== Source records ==
%%
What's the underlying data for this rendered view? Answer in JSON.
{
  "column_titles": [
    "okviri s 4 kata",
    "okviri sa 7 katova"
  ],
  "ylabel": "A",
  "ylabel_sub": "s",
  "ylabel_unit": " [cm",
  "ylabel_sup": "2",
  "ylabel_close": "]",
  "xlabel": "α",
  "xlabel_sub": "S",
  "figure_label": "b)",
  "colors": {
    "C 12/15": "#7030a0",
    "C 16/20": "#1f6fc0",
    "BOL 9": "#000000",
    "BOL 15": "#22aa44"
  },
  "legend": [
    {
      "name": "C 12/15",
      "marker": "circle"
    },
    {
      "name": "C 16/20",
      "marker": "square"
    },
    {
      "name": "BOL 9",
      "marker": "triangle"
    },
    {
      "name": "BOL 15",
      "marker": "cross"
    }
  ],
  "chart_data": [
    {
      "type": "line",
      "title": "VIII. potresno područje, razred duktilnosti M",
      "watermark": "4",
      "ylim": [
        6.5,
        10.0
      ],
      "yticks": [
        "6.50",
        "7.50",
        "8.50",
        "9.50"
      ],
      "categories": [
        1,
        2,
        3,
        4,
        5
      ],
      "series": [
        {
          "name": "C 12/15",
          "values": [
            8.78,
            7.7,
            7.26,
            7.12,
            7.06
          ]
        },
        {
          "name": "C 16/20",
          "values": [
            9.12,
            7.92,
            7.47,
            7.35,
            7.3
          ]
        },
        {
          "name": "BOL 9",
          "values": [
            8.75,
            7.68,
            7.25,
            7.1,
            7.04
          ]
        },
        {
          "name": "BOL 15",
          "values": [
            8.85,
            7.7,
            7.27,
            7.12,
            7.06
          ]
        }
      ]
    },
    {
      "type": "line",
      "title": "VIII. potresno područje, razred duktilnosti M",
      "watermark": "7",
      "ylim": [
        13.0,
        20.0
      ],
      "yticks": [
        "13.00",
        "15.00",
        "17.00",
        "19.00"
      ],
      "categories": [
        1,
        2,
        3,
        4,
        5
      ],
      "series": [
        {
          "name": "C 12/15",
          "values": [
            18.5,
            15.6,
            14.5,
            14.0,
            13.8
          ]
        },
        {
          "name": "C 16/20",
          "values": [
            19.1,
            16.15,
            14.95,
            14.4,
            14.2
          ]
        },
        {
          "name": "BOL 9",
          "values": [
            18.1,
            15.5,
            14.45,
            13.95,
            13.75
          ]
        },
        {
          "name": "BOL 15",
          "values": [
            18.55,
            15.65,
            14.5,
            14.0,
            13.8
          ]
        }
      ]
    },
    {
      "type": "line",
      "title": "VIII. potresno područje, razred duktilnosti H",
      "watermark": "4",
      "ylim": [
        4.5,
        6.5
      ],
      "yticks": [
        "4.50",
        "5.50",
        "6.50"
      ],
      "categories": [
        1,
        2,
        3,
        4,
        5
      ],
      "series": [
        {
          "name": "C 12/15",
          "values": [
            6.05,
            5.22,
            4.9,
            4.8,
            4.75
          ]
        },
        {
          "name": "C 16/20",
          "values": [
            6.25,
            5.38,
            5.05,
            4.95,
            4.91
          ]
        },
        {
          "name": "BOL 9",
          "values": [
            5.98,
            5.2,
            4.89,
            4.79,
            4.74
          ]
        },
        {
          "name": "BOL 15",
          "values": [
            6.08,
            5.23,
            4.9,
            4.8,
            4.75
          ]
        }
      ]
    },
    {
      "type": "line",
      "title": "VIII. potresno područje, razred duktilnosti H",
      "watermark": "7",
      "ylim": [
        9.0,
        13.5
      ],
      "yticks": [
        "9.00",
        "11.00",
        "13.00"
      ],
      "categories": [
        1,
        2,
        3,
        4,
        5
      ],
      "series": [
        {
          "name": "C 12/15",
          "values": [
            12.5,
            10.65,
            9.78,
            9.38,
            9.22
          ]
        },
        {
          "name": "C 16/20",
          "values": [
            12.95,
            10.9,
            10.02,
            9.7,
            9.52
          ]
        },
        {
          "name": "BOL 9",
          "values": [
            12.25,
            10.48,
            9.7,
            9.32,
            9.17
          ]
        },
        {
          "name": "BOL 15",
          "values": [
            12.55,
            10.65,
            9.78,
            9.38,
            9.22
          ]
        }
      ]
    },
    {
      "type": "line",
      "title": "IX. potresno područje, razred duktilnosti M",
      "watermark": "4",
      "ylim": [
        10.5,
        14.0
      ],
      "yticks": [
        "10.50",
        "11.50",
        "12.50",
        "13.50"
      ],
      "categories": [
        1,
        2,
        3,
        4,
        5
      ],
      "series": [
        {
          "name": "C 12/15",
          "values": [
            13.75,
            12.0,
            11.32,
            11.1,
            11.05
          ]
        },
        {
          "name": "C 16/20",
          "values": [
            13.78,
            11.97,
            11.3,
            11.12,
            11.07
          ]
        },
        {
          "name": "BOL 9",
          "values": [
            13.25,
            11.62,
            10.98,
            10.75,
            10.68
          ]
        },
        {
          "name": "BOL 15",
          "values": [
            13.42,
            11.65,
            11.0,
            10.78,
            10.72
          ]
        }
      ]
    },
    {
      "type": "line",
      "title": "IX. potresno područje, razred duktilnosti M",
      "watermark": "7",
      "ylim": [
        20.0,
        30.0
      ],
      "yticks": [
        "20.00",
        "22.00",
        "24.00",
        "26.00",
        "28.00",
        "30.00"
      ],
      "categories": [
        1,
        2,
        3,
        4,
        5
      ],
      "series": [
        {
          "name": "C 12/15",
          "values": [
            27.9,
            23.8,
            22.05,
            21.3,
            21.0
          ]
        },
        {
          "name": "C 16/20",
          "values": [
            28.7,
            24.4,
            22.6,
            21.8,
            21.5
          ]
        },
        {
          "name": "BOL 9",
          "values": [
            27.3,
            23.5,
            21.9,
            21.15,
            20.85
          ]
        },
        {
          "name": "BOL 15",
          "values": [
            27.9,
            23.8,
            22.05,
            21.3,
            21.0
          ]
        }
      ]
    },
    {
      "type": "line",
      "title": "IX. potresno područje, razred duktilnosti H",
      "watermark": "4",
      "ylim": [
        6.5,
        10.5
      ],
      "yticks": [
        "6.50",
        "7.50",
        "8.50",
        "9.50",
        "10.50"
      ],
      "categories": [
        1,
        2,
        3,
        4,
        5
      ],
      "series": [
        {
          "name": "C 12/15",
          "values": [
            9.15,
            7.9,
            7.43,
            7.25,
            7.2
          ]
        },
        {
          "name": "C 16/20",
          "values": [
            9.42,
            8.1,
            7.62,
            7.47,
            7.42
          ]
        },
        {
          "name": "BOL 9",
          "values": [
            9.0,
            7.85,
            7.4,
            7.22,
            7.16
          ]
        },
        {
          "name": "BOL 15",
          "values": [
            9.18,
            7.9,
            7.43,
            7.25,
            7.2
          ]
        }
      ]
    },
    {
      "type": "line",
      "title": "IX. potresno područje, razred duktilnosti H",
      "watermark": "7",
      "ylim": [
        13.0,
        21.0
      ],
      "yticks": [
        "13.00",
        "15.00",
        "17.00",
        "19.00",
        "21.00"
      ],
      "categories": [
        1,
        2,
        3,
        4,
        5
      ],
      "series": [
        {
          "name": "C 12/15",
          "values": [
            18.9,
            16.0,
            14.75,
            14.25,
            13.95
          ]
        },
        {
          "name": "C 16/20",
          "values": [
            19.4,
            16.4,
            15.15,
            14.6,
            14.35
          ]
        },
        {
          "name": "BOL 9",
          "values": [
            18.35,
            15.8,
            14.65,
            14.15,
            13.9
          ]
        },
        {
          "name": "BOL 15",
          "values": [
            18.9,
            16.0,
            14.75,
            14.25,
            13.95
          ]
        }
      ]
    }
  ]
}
%%
== OBJECTIVE ==
Copy every line exactly. Leave nothing out.

== EXERCISE SOLUTION ==
What's the underlying data for this rendered view? Answer in JSON.
{
  "column_titles": [
    "okviri s 4 kata",
    "okviri sa 7 katova"
  ],
  "ylabel": "A",
  "ylabel_sub": "s",
  "ylabel_unit": " [cm",
  "ylabel_sup": "2",
  "ylabel_close": "]",
  "xlabel": "α",
  "xlabel_sub": "S",
  "figure_label": "b)",
  "colors": {
    "C 12/15": "#7030a0",
    "C 16/20": "#1f6fc0",
    "BOL 9": "#000000",
    "BOL 15": "#22aa44"
  },
  "legend": [
    {
      "name": "C 12/15",
      "marker": "circle"
    },
    {
      "name": "C 16/20",
      "marker": "square"
    },
    {
      "name": "BOL 9",
      "marker": "triangle"
    },
    {
      "name": "BOL 15",
      "marker": "cross"
    }
  ],
  "chart_data": [
    {
      "type": "line",
      "title": "VIII. potresno područje, razred duktilnosti M",
      "watermark": "4",
      "ylim": [
        6.5,
        10.0
      ],
      "yticks": [
        "6.50",
        "7.50",
        "8.50",
        "9.50"
      ],
      "categories": [
        1,
        2,
        3,
        4,
        5
      ],
      "series": [
        {
          "name": "C 12/15",
          "values": [
            8.78,
            7.7,
            7.26,
            7.12,
            7.06
          ]
        },
        {
          "name": "C 16/20",
          "values": [
            9.12,
            7.92,
            7.47,
            7.35,
            7.3
          ]
        },
        {
          "name": "BOL 9",
          "values": [
            8.75,
            7.68,
            7.25,
            7.1,
            7.04
          ]
        },
        {
          "name": "BOL 15",
          "values": [
            8.85,
            7.7,
            7.27,
            7.12,
            7.06
          ]
        }
      ]
    },
    {
      "type": "line",
      "title": "VIII. potresno područje, razred duktilnosti M",
      "watermark": "7",
      "ylim": [
        13.0,
        20.0
      ],
      "yticks": [
        "13.00",
        "15.00",
        "17.00",
        "19.00"
      ],
      "categories": [
        1,
        2,
        3,
        4,
        5
      ],
      "series": [
        {
          "name": "C 12/15",
          "values": [
            18.5,
            15.6,
            14.5,
            14.0,
            13.8
          ]
        },
        {
          "name": "C 16/20",
          "values": [
            19.1,
            16.15,
            14.95,
            14.4,
            14.2
          ]
        },
        {
          "name": "BOL 9",
          "values": [
            18.1,
            15.5,
            14.45,
            13.95,
            13.75
          ]
        },
        {
          "name": "BOL 15",
          "values": [
            18.55,
            15.65,
            14.5,
            14.0,
            13.8
          ]
        }
      ]
    },
    {
      "type": "line",
      "title": "VIII. potresno područje, razred duktilnosti H",
      "watermark": "4",
      "ylim": [
        4.5,
        6.5
      ],
      "yticks": [
        "4.50",
        "5.50",
        "6.50"
      ],
      "categories": [
        1,
        2,
        3,
        4,
        5
      ],
      "series": [
        {
          "name": "C 12/15",
          "values": [
            6.05,
            5.22,
            4.9,
            4.8,
            4.75
          ]
        },
        {
          "name": "C 16/20",
          "values": [
            6.25,
            5.38,
            5.05,
            4.95,
            4.91
          ]
        },
        {
          "name": "BOL 9",
          "values": [
            5.98,
            5.2,
            4.89,
            4.79,
            4.74
          ]
        },
        {
          "name": "BOL 15",
          "values": [
            6.08,
            5.23,
            4.9,
            4.8,
            4.75
          ]
        }
      ]
    },
    {
      "type": "line",
      "title": "VIII. potresno područje, razred duktilnosti H",
      "watermark": "7",
      "ylim": [
        9.0,
        13.5
      ],
      "yticks": [
        "9.00",
        "11.00",
        "13.00"
      ],
      "categories": [
        1,
        2,
        3,
        4,
        5
      ],
      "series": [
        {
          "name": "C 12/15",
          "values": [
            12.5,
            10.65,
            9.78,
            9.38,
            9.22
          ]
        },
        {
          "name": "C 16/20",
          "values": [
            12.95,
            10.9,
            10.02,
            9.7,
            9.52
          ]
        },
        {
          "name": "BOL 9",
          "values": [
            12.25,
            10.48,
            9.7,
            9.32,
            9.17
          ]
        },
        {
          "name": "BOL 15",
          "values": [
            12.55,
            10.65,
            9.78,
            9.38,
            9.22
          ]
        }
      ]
    },
    {
      "type": "line",
      "title": "IX. potresno područje, razred duktilnosti M",
      "watermark": "4",
      "ylim": [
        10.5,
        14.0
      ],
      "yticks": [
        "10.50",
        "11.50",
        "12.50",
        "13.50"
      ],
      "categories": [
        1,
        2,
        3,
        4,
        5
      ],
      "series": [
        {
          "name": "C 12/15",
          "values": [
            13.75,
            12.0,
            11.32,
            11.1,
            11.05
          ]
        },
        {
          "name": "C 16/20",
          "values": [
            13.78,
            11.97,
            11.3,
            11.12,
            11.07
          ]
        },
        {
          "name": "BOL 9",
          "values": [
            13.25,
            11.62,
            10.98,
            10.75,
            10.68
          ]
        },
        {
          "name": "BOL 15",
          "values": [
            13.42,
            11.65,
            11.0,
            10.78,
            10.72
          ]
        }
      ]
    },
    {
      "type": "line",
      "title": "IX. potresno područje, razred duktilnosti M",
      "watermark": "7",
      "ylim": [
        20.0,
        30.0
      ],
      "yticks": [
        "20.00",
        "22.00",
        "24.00",
        "26.00",
        "28.00",
        "30.00"
      ],
      "categories": [
        1,
        2,
        3,
        4,
        5
      ],
      "series": [
        {
          "name": "C 12/15",
          "values": [
            27.9,
            23.8,
            22.05,
            21.3,
            21.0
          ]
        },
        {
          "name": "C 16/20",
          "values": [
            28.7,
            24.4,
            22.6,
            21.8,
            21.5
          ]
        },
        {
          "name": "BOL 9",
          "values": [
            27.3,
            23.5,
            21.9,
            21.15,
            20.85
          ]
        },
        {
          "name": "BOL 15",
          "values": [
            27.9,
            23.8,
            22.05,
            21.3,
            21.0
          ]
        }
      ]
    },
    {
      "type": "line",
      "title": "IX. potresno područje, razred duktilnosti H",
      "watermark": "4",
      "ylim": [
        6.5,
        10.5
      ],
      "yticks": [
        "6.50",
        "7.50",
        "8.50",
        "9.50",
        "10.50"
      ],
      "categories": [
        1,
        2,
        3,
        4,
        5
      ],
      "series": [
        {
          "name": "C 12/15",
          "values": [
            9.15,
            7.9,
            7.43,
            7.25,
            7.2
          ]
        },
        {
          "name": "C 16/20",
          "values": [
            9.42,
            8.1,
            7.62,
            7.47,
            7.42
          ]
        },
        {
          "name": "BOL 9",
          "values": [
            9.0,
            7.85,
            7.4,
            7.22,
            7.16
          ]
        },
        {
          "name": "BOL 15",
          "values": [
            9.18,
            7.9,
            7.43,
            7.25,
            7.2
          ]
        }
      ]
    },
    {
      "type": "line",
      "title": "IX. potresno područje, razred duktilnosti H",
      "watermark": "7",
      "ylim": [
        13.0,
        21.0
      ],
      "yticks": [
        "13.00",
        "15.00",
        "17.00",
        "19.00",
        "21.00"
      ],
      "categories": [
        1,
        2,
        3,
        4,
        5
      ],
      "series": [
        {
          "name": "C 12/15",
          "values": [
            18.9,
            16.0,
            14.75,
            14.25,
            13.95
          ]
        },
        {
          "name": "C 16/20",
          "values": [
            19.4,
            16.4,
            15.15,
            14.6,
            14.35
          ]
        },
        {
          "name": "BOL 9",
          "values": [
            18.35,
            15.8,
            14.65,
            14.15,
            13.9
          ]
        },
        {
          "name": "BOL 15",
          "values": [
            18.9,
            16.0,
            14.75,
            14.25,
            13.95
          ]
        }
      ]
    }
  ]
}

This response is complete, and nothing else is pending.